# Task inputs
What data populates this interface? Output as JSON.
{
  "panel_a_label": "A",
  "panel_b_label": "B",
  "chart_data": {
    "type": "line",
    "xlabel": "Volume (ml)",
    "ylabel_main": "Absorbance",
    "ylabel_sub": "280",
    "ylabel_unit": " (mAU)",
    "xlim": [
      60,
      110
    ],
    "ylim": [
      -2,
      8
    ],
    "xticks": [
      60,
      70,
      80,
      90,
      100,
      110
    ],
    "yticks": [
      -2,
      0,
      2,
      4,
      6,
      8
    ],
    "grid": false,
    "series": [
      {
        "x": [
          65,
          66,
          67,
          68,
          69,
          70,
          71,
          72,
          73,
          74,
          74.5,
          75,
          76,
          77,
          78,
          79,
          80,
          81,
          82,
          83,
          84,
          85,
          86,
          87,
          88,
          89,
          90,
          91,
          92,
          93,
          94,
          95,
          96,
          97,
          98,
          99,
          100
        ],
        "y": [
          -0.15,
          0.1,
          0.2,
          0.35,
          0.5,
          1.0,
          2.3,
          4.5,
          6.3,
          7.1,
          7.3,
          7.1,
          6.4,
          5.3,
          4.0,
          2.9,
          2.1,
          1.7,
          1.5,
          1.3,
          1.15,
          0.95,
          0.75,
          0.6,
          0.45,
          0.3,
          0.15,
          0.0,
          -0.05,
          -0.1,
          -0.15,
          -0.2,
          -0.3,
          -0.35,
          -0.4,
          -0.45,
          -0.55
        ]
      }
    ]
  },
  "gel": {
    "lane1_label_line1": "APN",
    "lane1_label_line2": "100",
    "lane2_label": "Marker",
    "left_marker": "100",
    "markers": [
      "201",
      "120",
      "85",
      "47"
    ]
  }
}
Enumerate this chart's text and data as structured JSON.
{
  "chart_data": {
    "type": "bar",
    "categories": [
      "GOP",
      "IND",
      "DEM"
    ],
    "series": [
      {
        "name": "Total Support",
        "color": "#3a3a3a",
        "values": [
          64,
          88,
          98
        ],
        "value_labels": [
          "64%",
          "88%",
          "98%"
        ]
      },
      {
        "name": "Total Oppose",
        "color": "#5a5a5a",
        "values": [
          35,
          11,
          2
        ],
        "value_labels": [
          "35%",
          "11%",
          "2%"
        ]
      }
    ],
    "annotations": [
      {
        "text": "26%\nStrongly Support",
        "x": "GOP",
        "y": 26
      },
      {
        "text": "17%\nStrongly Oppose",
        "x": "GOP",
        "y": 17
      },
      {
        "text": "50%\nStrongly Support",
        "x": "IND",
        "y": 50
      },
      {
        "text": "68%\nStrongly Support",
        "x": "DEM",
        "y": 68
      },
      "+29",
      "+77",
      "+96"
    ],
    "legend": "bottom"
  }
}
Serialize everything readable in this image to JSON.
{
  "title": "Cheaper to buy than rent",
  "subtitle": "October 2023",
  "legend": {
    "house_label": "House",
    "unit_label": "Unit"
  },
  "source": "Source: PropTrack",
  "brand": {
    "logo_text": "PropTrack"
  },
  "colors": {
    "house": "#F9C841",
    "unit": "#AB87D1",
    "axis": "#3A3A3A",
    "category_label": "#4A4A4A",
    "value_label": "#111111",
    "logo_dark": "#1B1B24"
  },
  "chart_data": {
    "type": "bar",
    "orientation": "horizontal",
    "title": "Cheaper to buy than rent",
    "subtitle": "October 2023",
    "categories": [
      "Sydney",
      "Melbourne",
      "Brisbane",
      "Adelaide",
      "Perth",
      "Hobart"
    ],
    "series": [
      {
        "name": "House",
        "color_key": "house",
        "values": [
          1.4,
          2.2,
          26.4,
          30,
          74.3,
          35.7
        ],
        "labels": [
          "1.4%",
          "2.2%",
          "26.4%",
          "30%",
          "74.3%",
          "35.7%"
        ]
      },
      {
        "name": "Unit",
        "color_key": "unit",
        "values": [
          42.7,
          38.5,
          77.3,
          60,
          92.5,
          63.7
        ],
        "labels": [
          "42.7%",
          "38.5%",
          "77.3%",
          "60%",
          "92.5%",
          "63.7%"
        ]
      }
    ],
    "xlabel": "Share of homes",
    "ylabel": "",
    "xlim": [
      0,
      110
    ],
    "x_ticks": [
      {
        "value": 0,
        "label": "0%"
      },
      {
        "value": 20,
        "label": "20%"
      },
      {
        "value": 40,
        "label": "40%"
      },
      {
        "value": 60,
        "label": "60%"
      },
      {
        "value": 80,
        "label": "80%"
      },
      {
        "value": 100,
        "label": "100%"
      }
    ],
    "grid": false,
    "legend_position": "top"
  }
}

# The problem
Show every line in the entries where the string "xlabel" occurs.

# Solution below
    "xlabel": "Volume (ml)",
    "xlabel": "Share of homes",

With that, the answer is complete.